>> Start PROVIDED RECORDS

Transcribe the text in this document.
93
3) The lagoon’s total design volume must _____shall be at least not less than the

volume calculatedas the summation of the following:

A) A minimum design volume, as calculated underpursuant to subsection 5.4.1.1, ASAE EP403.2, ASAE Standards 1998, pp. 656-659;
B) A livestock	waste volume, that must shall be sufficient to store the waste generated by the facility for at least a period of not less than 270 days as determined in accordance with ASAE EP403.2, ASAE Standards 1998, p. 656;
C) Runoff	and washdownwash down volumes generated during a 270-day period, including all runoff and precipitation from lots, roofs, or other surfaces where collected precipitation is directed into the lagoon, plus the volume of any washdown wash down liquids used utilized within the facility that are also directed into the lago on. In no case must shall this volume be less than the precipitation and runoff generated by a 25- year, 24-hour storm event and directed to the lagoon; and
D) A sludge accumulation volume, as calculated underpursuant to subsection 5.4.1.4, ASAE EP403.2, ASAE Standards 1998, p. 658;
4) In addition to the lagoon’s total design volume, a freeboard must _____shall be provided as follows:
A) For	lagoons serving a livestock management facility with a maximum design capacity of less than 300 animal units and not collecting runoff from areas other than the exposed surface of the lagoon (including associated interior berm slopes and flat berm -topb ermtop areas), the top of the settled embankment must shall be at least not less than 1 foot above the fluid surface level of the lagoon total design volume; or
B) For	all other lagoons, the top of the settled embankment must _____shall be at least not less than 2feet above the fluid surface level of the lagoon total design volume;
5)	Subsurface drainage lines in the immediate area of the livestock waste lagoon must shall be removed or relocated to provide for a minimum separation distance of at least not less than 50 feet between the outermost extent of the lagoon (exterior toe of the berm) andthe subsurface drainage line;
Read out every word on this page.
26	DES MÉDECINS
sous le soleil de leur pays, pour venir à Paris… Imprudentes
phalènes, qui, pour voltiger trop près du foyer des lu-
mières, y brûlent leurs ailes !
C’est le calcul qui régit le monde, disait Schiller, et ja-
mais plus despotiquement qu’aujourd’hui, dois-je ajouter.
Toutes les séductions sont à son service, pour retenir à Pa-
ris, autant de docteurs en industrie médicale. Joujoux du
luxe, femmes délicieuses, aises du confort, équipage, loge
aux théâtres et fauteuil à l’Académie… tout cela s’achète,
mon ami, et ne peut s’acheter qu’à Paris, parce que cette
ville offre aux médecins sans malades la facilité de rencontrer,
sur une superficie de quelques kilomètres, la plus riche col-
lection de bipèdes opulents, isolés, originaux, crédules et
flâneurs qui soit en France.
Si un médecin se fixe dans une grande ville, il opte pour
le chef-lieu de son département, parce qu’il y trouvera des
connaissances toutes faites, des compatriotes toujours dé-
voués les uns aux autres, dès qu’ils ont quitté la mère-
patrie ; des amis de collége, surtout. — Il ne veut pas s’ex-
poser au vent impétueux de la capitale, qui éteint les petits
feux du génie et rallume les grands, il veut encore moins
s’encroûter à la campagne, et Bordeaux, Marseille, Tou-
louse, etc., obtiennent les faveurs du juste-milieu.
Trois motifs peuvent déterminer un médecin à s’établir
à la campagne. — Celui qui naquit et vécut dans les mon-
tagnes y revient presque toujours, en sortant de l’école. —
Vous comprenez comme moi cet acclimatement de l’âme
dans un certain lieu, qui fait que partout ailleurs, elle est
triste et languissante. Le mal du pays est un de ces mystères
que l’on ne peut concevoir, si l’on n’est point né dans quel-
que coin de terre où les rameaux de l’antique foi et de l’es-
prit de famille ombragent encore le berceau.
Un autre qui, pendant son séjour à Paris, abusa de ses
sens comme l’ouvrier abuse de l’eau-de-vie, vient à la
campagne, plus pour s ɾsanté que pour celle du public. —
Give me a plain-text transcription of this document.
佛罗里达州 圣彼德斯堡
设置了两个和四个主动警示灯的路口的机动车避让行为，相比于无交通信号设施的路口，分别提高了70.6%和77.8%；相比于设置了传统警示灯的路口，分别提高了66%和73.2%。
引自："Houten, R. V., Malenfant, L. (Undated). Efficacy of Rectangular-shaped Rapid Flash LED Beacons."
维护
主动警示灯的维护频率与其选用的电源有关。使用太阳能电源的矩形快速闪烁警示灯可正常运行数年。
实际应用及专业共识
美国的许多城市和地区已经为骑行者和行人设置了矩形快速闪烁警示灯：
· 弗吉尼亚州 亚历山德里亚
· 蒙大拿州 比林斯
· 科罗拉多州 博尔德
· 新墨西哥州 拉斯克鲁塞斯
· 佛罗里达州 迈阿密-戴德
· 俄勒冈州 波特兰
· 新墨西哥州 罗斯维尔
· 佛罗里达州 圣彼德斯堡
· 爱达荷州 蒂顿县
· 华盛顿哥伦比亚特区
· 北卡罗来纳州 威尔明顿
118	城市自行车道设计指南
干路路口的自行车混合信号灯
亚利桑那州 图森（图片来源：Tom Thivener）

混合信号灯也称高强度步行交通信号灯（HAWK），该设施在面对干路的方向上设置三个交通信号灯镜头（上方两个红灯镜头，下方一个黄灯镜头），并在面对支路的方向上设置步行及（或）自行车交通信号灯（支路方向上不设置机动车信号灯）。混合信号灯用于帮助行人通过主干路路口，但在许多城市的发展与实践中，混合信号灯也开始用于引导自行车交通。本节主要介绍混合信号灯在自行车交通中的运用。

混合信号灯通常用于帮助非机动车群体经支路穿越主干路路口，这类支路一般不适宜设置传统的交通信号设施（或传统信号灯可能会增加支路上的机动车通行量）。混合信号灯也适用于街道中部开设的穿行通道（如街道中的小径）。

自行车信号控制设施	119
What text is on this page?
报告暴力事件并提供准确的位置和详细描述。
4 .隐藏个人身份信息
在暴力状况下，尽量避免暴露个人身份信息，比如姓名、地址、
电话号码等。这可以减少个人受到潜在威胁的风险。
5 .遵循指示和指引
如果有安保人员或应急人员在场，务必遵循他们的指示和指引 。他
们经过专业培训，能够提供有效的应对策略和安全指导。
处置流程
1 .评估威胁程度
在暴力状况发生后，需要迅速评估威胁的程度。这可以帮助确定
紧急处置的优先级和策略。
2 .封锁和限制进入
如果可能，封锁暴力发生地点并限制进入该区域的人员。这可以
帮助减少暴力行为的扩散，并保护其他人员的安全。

>> End PROVIDED RECORDS

▸ **WHAT TO DO**
Scan the material above. Copy each line where "佛罗里达州" occurs.

▸ **RIGHT ANSWER**
佛罗里达州 圣彼德斯堡
· 佛罗里达州 迈阿密-戴德
· 佛罗里达州 圣彼德斯堡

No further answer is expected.